>> BEGIN
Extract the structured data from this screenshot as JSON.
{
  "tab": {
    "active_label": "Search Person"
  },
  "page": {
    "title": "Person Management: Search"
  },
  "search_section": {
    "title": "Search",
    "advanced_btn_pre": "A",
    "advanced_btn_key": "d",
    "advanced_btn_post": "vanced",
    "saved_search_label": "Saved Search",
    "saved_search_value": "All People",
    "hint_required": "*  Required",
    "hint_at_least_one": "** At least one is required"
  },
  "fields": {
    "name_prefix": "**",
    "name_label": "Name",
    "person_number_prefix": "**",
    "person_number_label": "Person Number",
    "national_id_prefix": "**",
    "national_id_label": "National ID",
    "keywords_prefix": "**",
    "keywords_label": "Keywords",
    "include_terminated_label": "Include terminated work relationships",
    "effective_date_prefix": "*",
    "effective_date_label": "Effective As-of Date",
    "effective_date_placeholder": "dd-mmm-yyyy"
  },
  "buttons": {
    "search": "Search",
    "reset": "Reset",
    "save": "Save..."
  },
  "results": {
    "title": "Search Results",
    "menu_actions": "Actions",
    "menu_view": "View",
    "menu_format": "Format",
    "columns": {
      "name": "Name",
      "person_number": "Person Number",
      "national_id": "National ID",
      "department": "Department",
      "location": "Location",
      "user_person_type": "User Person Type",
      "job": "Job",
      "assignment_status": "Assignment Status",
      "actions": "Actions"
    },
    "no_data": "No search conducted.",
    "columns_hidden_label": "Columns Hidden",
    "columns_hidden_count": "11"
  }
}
>> END
> _WHAT YOU SHOULD DO_: Copy all of the data exactly.

> _ANSWER BELOW_:
Extract the structured data from this screenshot as JSON.
{
  "tab": {
    "active_label": "Search Person"
  },
  "page": {
    "title": "Person Management: Search"
  },
  "search_section": {
    "title": "Search",
    "advanced_btn_pre": "A",
    "advanced_btn_key": "d",
    "advanced_btn_post": "vanced",
    "saved_search_label": "Saved Search",
    "saved_search_value": "All People",
    "hint_required": "*  Required",
    "hint_at_least_one": "** At least one is required"
  },
  "fields": {
    "name_prefix": "**",
    "name_label": "Name",
    "person_number_prefix": "**",
    "person_number_label": "Person Number",
    "national_id_prefix": "**",
    "national_id_label": "National ID",
    "keywords_prefix": "**",
    "keywords_label": "Keywords",
    "include_terminated_label": "Include terminated work relationships",
    "effective_date_prefix": "*",
    "effective_date_label": "Effective As-of Date",
    "effective_date_placeholder": "dd-mmm-yyyy"
  },
  "buttons": {
    "search": "Search",
    "reset": "Reset",
    "save": "Save..."
  },
  "results": {
    "title": "Search Results",
    "menu_actions": "Actions",
    "menu_view": "View",
    "menu_format": "Format",
    "columns": {
      "name": "Name",
      "person_number": "Person Number",
      "national_id": "National ID",
      "department": "Department",
      "location": "Location",
      "user_person_type": "User Person Type",
      "job": "Job",
      "assignment_status": "Assignment Status",
      "actions": "Actions"
    },
    "no_data": "No search conducted.",
    "columns_hidden_label": "Columns Hidden",
    "columns_hidden_count": "11"
  }
}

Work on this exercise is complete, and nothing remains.